[BEGIN]

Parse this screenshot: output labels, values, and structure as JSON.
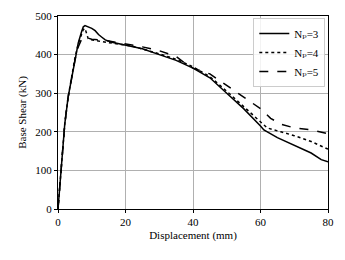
{
  "chart_data": {
    "type": "line",
    "x_label": "Displacement (mm)",
    "y_label": "Base Shear (kN)",
    "xlim": [
      0,
      80
    ],
    "xticks": [
      0,
      20,
      40,
      60,
      80
    ],
    "ylim": [
      0,
      500
    ],
    "yticks": [
      0,
      100,
      200,
      300,
      400,
      500
    ],
    "grid": true,
    "legend": "upper right",
    "series": [
      {
        "name": "Nₚ=3",
        "color": "#000000",
        "line_style": "solid",
        "x": [
          0,
          1,
          2,
          3,
          4,
          5,
          6,
          7,
          7.5,
          8,
          9,
          10,
          11,
          12,
          13,
          14,
          16,
          20,
          25,
          30,
          35,
          40,
          45,
          50,
          55,
          60,
          61,
          65,
          70,
          75,
          78,
          80
        ],
        "values": [
          0,
          120,
          220,
          290,
          340,
          390,
          430,
          460,
          472,
          475,
          472,
          468,
          462,
          452,
          445,
          438,
          432,
          425,
          415,
          400,
          385,
          365,
          340,
          300,
          260,
          215,
          205,
          185,
          165,
          145,
          128,
          122
        ]
      },
      {
        "name": "Nₚ=4",
        "color": "#000000",
        "line_style": "dot",
        "x": [
          0,
          1,
          2,
          3,
          4,
          5,
          6,
          7,
          7.5,
          8,
          9,
          12,
          16,
          22,
          30,
          35,
          40,
          45,
          50,
          55,
          60,
          62,
          66,
          70,
          75,
          80
        ],
        "values": [
          0,
          120,
          220,
          290,
          340,
          390,
          428,
          455,
          465,
          468,
          440,
          435,
          430,
          422,
          402,
          388,
          368,
          343,
          305,
          265,
          225,
          210,
          200,
          190,
          175,
          155
        ]
      },
      {
        "name": "Nₚ=5",
        "color": "#000000",
        "line_style": "dash",
        "x": [
          0,
          1,
          2,
          3,
          4,
          5,
          6,
          7,
          8,
          10,
          15,
          20,
          25,
          30,
          35,
          38,
          40,
          45,
          50,
          55,
          60,
          63,
          66,
          70,
          75,
          80
        ],
        "values": [
          0,
          120,
          220,
          290,
          340,
          385,
          420,
          440,
          445,
          440,
          435,
          428,
          420,
          410,
          395,
          375,
          365,
          350,
          320,
          290,
          260,
          235,
          220,
          210,
          205,
          195
        ]
      }
    ]
  }
}
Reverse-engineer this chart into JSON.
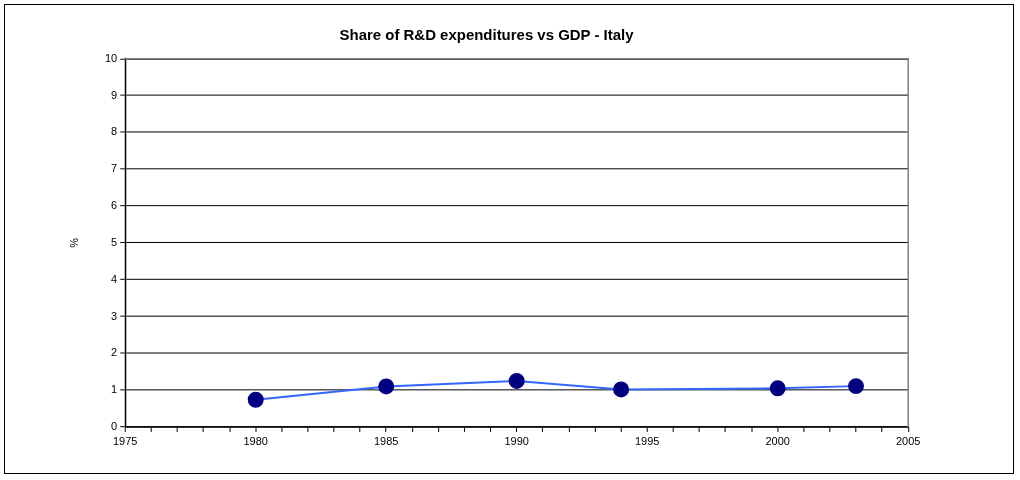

[END]

▸ YOUR GOAL: Without the pictures, repeat all the records word for word.

▸ REPLY TO THE TASK:
Parse this screenshot: output labels, values, and structure as JSON.
{
  "chart_data": {
    "type": "line",
    "x_label": "Displacement (mm)",
    "y_label": "Base Shear (kN)",
    "xlim": [
      0,
      80
    ],
    "xticks": [
      0,
      20,
      40,
      60,
      80
    ],
    "ylim": [
      0,
      500
    ],
    "yticks": [
      0,
      100,
      200,
      300,
      400,
      500
    ],
    "grid": true,
    "legend": "upper right",
    "series": [
      {
        "name": "Nₚ=3",
        "color": "#000000",
        "line_style": "solid",
        "x": [
          0,
          1,
          2,
          3,
          4,
          5,
          6,
          7,
          7.5,
          8,
          9,
          10,
          11,
          12,
          13,
          14,
          16,
          20,
          25,
          30,
          35,
          40,
          45,
          50,
          55,
          60,
          61,
          65,
          70,
          75,
          78,
          80
        ],
        "values": [
          0,
          120,
          220,
          290,
          340,
          390,
          430,
          460,
          472,
          475,
          472,
          468,
          462,
          452,
          445,
          438,
          432,
          425,
          415,
          400,
          385,
          365,
          340,
          300,
          260,
          215,
          205,
          185,
          165,
          145,
          128,
          122
        ]
      },
      {
        "name": "Nₚ=4",
        "color": "#000000",
        "line_style": "dot",
        "x": [
          0,
          1,
          2,
          3,
          4,
          5,
          6,
          7,
          7.5,
          8,
          9,
          12,
          16,
          22,
          30,
          35,
          40,
          45,
          50,
          55,
          60,
          62,
          66,
          70,
          75,
          80
        ],
        "values": [
          0,
          120,
          220,
          290,
          340,
          390,
          428,
          455,
          465,
          468,
          440,
          435,
          430,
          422,
          402,
          388,
          368,
          343,
          305,
          265,
          225,
          210,
          200,
          190,
          175,
          155
        ]
      },
      {
        "name": "Nₚ=5",
        "color": "#000000",
        "line_style": "dash",
        "x": [
          0,
          1,
          2,
          3,
          4,
          5,
          6,
          7,
          8,
          10,
          15,
          20,
          25,
          30,
          35,
          38,
          40,
          45,
          50,
          55,
          60,
          63,
          66,
          70,
          75,
          80
        ],
        "values": [
          0,
          120,
          220,
          290,
          340,
          385,
          420,
          440,
          445,
          440,
          435,
          428,
          420,
          410,
          395,
          375,
          365,
          350,
          320,
          290,
          260,
          235,
          220,
          210,
          205,
          195
        ]
      }
    ]
  }
}
Reverse-engineer this chart into JSON.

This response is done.